- [Required work] List all the lines in these records that hold "militair".

- [Material for the task]
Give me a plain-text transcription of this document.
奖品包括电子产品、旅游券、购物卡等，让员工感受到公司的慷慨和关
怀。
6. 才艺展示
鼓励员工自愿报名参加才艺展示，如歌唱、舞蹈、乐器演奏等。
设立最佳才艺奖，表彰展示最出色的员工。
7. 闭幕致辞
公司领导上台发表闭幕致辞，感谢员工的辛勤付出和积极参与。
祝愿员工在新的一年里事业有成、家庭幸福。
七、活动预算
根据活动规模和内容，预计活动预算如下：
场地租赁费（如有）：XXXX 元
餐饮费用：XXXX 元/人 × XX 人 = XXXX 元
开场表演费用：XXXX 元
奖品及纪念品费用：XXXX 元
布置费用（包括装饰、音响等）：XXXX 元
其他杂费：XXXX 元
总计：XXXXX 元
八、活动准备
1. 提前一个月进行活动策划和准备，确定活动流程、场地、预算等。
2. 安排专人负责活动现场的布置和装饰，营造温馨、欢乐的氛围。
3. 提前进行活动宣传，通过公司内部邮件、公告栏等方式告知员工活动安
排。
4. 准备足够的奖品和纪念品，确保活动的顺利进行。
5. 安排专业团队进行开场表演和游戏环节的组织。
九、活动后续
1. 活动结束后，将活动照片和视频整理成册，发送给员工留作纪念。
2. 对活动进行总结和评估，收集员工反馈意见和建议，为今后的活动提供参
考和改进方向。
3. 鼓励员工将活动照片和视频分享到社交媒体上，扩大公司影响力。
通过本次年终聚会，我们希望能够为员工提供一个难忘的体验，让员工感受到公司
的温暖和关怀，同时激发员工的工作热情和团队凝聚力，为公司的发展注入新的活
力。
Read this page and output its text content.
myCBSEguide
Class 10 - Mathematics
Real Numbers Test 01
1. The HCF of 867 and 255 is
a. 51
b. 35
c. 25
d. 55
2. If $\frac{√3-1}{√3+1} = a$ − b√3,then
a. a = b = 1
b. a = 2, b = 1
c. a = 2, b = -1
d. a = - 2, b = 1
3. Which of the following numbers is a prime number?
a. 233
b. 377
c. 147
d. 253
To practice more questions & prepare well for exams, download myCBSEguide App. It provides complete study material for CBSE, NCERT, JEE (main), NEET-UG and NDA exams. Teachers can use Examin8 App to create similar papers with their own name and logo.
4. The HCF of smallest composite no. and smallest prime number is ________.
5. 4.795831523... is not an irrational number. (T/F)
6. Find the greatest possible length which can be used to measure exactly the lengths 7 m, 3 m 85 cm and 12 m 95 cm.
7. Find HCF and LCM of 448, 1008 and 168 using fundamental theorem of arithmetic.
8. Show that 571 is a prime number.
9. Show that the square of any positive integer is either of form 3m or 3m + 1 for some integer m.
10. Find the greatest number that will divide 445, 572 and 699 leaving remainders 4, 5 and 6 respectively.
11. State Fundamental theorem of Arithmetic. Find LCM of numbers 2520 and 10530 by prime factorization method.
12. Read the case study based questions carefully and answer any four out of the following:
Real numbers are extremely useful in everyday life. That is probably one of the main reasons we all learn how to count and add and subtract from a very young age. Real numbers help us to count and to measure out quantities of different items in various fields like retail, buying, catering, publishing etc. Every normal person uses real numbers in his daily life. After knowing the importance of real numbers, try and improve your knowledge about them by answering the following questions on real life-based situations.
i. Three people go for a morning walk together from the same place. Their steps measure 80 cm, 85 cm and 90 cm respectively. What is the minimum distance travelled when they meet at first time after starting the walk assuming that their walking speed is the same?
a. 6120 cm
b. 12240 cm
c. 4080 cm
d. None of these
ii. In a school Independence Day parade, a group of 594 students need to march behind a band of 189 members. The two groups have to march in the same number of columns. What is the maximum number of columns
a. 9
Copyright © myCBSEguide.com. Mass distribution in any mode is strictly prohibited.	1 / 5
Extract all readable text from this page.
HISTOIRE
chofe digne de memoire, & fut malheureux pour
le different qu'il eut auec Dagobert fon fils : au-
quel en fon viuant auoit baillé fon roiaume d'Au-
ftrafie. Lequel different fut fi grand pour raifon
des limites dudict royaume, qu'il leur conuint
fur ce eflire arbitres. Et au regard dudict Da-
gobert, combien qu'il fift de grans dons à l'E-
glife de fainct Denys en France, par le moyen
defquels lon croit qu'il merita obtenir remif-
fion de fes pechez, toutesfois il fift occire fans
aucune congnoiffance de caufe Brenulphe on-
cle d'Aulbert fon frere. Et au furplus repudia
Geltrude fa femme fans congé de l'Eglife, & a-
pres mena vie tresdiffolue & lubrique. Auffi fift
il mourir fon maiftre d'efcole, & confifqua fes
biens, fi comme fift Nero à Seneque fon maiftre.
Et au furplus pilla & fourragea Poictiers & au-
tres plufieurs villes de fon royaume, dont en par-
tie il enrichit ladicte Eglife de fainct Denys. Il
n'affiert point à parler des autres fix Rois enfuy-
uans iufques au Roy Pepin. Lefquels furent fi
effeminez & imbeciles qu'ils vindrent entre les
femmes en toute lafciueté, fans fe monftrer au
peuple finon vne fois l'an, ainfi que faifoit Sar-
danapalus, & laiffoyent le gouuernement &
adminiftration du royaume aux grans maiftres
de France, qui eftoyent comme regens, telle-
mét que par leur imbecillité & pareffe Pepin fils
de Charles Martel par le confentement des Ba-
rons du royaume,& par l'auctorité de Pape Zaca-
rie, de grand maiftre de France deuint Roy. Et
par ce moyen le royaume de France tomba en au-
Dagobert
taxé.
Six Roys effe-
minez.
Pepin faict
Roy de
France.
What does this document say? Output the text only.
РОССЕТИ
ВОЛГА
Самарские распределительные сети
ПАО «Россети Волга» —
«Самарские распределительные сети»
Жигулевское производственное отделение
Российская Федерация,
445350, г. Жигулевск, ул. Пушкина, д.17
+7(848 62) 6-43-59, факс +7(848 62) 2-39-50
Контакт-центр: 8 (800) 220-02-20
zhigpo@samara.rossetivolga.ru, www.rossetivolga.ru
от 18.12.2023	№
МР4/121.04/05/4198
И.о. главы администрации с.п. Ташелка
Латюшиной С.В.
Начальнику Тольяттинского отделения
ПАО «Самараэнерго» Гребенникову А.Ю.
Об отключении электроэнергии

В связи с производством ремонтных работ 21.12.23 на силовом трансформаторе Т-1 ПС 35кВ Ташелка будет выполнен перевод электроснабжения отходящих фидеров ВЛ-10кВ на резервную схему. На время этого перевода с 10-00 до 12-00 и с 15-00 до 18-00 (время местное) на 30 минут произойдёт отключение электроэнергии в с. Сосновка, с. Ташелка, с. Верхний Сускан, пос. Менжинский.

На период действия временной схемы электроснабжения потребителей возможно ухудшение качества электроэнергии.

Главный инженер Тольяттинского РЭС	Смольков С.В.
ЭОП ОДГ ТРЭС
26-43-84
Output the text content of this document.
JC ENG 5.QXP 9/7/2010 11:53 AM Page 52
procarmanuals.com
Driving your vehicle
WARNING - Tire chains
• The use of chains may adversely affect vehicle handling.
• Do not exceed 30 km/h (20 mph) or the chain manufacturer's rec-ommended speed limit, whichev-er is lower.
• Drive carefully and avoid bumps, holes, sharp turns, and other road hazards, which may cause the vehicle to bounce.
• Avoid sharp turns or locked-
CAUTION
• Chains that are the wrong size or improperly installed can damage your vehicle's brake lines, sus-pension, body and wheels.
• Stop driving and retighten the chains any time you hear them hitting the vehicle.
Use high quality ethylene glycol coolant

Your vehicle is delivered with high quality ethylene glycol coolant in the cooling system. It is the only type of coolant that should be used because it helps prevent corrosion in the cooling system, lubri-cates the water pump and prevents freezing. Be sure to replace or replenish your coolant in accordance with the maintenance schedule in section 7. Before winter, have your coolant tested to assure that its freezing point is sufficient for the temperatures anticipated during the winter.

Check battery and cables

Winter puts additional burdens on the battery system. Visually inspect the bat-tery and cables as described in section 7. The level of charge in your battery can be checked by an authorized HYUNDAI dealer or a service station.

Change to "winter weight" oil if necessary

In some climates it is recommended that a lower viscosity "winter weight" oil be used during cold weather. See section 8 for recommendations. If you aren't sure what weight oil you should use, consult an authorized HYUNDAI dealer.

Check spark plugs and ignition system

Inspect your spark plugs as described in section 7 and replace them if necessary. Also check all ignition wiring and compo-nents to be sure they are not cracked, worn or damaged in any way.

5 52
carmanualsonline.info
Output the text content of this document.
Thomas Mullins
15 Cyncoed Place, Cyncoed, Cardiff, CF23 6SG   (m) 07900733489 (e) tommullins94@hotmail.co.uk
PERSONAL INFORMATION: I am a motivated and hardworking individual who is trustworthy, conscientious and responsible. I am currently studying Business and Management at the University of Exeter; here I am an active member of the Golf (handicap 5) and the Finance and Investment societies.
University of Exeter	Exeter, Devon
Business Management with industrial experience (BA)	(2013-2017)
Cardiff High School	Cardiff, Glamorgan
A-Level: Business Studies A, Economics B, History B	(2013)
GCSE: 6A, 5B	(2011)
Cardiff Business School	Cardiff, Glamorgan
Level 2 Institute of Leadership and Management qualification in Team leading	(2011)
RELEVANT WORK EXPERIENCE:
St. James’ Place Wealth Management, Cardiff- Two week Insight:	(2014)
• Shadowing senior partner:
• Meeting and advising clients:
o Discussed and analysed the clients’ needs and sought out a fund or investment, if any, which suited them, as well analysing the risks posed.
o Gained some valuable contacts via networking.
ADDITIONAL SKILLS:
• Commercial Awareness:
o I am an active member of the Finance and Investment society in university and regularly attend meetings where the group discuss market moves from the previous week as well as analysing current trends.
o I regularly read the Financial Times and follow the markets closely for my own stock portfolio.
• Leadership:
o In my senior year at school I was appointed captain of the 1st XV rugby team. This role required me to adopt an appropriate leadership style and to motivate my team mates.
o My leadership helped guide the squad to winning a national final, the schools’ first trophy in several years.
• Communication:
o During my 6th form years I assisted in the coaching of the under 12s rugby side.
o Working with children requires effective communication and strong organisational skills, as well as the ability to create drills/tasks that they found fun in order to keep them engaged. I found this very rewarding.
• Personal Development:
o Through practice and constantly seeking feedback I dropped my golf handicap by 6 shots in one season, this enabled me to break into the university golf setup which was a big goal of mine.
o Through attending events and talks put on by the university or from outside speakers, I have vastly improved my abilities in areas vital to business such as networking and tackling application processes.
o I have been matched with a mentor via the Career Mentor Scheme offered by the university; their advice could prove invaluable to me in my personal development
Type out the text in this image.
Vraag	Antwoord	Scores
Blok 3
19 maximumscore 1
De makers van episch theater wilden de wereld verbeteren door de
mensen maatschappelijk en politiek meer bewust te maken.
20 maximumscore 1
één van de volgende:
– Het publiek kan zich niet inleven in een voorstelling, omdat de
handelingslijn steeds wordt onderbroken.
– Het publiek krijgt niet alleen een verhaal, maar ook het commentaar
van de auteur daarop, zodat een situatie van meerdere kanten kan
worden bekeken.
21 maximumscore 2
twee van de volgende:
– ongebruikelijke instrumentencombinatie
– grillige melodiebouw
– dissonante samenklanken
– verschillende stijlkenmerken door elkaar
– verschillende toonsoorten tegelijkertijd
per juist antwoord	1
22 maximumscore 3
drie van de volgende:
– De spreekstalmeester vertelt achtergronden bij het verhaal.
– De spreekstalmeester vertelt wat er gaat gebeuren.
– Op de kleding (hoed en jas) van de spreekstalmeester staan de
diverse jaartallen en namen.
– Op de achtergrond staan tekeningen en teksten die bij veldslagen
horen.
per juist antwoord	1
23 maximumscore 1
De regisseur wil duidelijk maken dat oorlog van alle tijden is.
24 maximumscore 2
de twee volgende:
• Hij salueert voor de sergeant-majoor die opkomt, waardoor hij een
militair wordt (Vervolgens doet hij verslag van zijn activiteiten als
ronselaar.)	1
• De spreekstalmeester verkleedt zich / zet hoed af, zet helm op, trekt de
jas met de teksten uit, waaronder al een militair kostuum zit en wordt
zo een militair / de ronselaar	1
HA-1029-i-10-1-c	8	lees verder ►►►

- [Result of the task]
militair wordt (Vervolgens doet hij verslag van zijn activiteiten als
jas met de teksten uit, waaronder al een militair kostuum zit en wordt
zo een militair / de ronselaar	1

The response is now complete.